Shute Barrington (26 May 1734 – 25 March 1826) was an English churchman, Bishop of Llandaff in Wales, as well as Bishop of Salisbury and Bishop of Durham in England.

==Early life==
Barrington was born at Beckett Hall in Shrivenham in Berkshire (now Oxfordshire), the home of his father, John Barrington, 1st Viscount Barrington and mother, Anne (née Daines), and educated at Eton College and Merton College, Oxford.

==Church career==
Barrington was ordained a deacon by Thomas Secker, Bishop of Oxford, on 28 November 1756 at St Aldate's Church, Oxford; he was presumably ordained a priest within a year. In 1761 he was a made a canon of Christ Church, Oxford and in 1768 a canon of St Paul's from where he moved to be a canon at St George's Chapel, Windsor. In 1769 he was elevated to the episcopate as Bishop of Llandaff; his election was confirmed on 23 September and he was consecrated a bishop on 1 October at Lambeth Palace chapel by Frederick Cornwallis, Archbishop of Canterbury (assisted by Richard Terrick, Bishop of London, and Zachary Pearce, Bishop of Rochester.) He was elected on 14 August 1782 to become Bishop of Salisbury, and was translated to that see upon the confirmation of that election on 27 August at St Mary le Bow. As Bishop of Salisbury he was also ex officio Chancellor of the Order of the Garter. He was further translated to be Bishop of Durham following his election on 25 June 1791.

• **Record set**:
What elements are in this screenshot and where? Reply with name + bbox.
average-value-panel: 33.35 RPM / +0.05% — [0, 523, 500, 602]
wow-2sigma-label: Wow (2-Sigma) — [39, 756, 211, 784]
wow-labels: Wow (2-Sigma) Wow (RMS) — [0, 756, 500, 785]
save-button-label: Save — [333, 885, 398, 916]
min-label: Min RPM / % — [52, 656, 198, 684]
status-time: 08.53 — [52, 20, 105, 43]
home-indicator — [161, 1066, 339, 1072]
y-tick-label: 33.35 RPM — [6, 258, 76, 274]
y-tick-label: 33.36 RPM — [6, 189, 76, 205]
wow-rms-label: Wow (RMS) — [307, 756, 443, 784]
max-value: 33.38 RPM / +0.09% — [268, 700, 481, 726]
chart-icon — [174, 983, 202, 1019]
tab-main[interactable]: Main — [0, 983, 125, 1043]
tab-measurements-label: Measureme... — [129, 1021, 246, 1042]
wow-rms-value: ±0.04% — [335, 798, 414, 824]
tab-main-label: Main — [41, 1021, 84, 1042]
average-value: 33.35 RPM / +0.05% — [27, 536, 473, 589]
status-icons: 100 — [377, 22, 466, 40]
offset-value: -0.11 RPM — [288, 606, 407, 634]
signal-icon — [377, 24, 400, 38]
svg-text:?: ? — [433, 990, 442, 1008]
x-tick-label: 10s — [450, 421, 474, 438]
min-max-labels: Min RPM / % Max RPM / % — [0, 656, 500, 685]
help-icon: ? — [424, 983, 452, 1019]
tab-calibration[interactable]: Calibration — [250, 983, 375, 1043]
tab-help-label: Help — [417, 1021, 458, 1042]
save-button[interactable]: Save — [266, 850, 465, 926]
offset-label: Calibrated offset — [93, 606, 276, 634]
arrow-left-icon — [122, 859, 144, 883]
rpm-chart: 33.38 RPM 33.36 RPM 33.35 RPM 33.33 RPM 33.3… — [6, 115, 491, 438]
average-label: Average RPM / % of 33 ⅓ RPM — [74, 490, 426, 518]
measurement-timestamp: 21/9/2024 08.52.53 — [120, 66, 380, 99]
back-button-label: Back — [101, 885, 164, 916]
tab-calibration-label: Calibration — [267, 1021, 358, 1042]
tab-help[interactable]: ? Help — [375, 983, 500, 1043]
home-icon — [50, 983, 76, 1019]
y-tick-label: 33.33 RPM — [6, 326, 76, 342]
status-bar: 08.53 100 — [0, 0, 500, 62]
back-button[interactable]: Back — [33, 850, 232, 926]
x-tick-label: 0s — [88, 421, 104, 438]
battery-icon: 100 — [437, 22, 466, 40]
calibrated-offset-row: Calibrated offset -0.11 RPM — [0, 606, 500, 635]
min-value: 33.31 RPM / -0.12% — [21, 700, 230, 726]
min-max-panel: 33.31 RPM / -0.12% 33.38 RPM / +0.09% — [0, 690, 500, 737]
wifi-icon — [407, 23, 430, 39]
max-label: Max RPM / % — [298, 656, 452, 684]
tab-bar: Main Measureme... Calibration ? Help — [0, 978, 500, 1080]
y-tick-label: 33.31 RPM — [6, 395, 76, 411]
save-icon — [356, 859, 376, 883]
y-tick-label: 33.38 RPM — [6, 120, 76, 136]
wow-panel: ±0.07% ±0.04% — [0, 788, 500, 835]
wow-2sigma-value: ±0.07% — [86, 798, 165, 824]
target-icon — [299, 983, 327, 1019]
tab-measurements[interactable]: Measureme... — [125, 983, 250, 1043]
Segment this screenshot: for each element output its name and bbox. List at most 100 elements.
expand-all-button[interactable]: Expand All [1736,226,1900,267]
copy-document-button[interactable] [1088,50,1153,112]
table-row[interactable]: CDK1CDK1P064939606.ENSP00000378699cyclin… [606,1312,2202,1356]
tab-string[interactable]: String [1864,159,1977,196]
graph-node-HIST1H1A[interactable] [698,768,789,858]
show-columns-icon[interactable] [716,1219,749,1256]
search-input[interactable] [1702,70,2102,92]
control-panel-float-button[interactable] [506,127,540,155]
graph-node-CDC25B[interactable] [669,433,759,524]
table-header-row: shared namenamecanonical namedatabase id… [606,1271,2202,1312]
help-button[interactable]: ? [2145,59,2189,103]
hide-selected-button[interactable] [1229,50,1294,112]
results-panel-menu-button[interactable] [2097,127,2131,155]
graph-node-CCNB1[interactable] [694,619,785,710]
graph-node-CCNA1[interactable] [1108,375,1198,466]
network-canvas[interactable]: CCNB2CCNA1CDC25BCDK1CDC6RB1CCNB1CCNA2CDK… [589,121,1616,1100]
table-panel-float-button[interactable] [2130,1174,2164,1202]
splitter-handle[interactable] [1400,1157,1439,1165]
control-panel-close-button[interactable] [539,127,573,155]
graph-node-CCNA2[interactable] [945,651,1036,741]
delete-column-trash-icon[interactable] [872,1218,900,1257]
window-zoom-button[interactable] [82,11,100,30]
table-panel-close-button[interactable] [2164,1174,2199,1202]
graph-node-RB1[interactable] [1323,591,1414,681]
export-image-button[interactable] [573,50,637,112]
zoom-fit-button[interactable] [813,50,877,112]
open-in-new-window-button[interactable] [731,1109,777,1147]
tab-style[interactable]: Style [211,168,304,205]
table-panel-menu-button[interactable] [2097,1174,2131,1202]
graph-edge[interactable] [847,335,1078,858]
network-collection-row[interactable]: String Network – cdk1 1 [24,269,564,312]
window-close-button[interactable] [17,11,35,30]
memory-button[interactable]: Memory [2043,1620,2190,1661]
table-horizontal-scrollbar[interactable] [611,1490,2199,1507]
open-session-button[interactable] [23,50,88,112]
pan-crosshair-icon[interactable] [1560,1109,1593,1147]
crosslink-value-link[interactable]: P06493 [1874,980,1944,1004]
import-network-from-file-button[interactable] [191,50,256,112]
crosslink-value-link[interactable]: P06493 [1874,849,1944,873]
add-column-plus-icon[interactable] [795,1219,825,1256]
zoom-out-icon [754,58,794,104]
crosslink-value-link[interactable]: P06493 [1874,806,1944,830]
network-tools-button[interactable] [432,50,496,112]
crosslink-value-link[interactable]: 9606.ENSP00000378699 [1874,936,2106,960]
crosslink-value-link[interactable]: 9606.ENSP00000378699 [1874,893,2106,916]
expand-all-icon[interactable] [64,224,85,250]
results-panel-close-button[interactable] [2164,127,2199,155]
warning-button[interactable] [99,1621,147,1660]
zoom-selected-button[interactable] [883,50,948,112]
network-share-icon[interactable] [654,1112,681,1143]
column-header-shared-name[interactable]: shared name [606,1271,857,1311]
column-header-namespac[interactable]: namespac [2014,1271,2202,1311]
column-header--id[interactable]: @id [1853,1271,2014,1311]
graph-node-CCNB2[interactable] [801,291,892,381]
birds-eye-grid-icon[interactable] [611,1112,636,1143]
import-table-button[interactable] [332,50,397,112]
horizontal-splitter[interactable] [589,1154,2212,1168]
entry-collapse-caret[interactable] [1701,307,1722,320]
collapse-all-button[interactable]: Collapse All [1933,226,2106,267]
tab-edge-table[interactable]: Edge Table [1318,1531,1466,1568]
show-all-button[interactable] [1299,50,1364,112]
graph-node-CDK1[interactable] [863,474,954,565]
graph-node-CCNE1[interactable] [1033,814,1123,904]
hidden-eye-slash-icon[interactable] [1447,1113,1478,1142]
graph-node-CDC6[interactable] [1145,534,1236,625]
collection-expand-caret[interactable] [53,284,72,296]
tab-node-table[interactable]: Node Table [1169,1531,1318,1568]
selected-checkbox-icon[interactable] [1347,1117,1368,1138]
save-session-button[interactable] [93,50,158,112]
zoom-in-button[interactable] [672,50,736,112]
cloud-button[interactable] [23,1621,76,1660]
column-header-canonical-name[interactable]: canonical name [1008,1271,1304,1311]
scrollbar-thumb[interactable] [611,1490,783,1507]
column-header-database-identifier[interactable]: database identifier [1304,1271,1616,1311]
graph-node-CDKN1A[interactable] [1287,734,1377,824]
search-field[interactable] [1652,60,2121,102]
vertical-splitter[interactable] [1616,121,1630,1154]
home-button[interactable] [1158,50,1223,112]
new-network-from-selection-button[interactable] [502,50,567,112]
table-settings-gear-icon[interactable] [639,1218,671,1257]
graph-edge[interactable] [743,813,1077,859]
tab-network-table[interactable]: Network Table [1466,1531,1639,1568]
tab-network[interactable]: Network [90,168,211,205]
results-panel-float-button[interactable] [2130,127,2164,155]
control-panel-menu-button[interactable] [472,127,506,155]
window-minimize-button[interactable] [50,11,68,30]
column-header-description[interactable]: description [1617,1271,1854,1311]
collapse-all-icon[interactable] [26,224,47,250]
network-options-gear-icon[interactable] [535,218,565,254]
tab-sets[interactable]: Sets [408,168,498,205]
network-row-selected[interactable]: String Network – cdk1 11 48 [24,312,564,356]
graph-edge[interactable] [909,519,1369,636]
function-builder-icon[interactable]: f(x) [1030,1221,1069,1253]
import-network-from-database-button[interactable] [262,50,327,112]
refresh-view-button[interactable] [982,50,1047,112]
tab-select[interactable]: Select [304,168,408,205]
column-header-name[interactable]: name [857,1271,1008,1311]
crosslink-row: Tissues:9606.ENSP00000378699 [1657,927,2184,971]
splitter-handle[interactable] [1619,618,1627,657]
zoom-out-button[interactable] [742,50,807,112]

• **Exercise instructions**:
1. Duplicate the biography of Shute Barrington from "Shute Barrington (26" up to and including "Durham in England.".
2. According to the biography of Shute Barrington, why was he Chancellor of the Order of the Garter? Answer in one to three sentences.
3. Take the biography of Shute Barrington further, starting after its last sentence.

• **Exercise results**:
1.
Shute Barrington (26 May 1734 – 25 March 1826) was an English churchman, Bishop of Llandaff in Wales, as well as Bishop of Salisbury and Bishop of Durham in England.

2. He held that post ex officio as Bishop of Salisbury. The office came with the see.

3.
Barrington was a vigorous Protestant, though willing to grant Roman Catholics "every degree of toleration short of political power and establishment." He published several volumes of sermons and tracts, and wrote the political life of his elder brother, William Barrington. From 1805 to 1826 he was the Visitor of Balliol College, Oxford and in 1806 backed the then Master, John Parsons, in opening the Fellowships to competition. On 5 February 1807, during a debate in the House of Lords over the proposed Slave Trade Act 1807, Barrington spoke in support of the act and claimed that the Atlantic slave trade was "wholly inconsistent with the spirit of the Christian religion".

Barrington was a great patron of architecture and education in the diocese of Durham. One school, Bishop Barrington Academy, still exists today in Bishop Auckland. To mark his fiftieth year in the prelacy, the diocese of Durham built the Clergy Jubilee School in Newcastle and arranged that Dame Allan's Schools should be housed there. In architecture he employed James Wyatt to remodel Salisbury Cathedral, as well as the Georgian Gothic interiors of Auckland Castle, his favoured residence. Barrington was also a primary litigant in Morice v Bishop of Durham (1805)10 Ves 522, which is a leading case on the conditions necessary to form a trust in English law.

Barrington had an extensive correspondence with the West Indies expert Colonel Thomas Moody ADC Kt., who named one of his sons, Shute Barrington Moody (1818-1851), after Shute Barrington. He died in Soho in Middlesex (now Greater London). He is buried at St John the Baptist's Church, near his home at Mongewell Park, close to Wallingford, Oxfordshire.

==Memorials==

A fine marble monument was erected to Barrington's memory in Durham Cathedral sculpted by Francis Chantrey.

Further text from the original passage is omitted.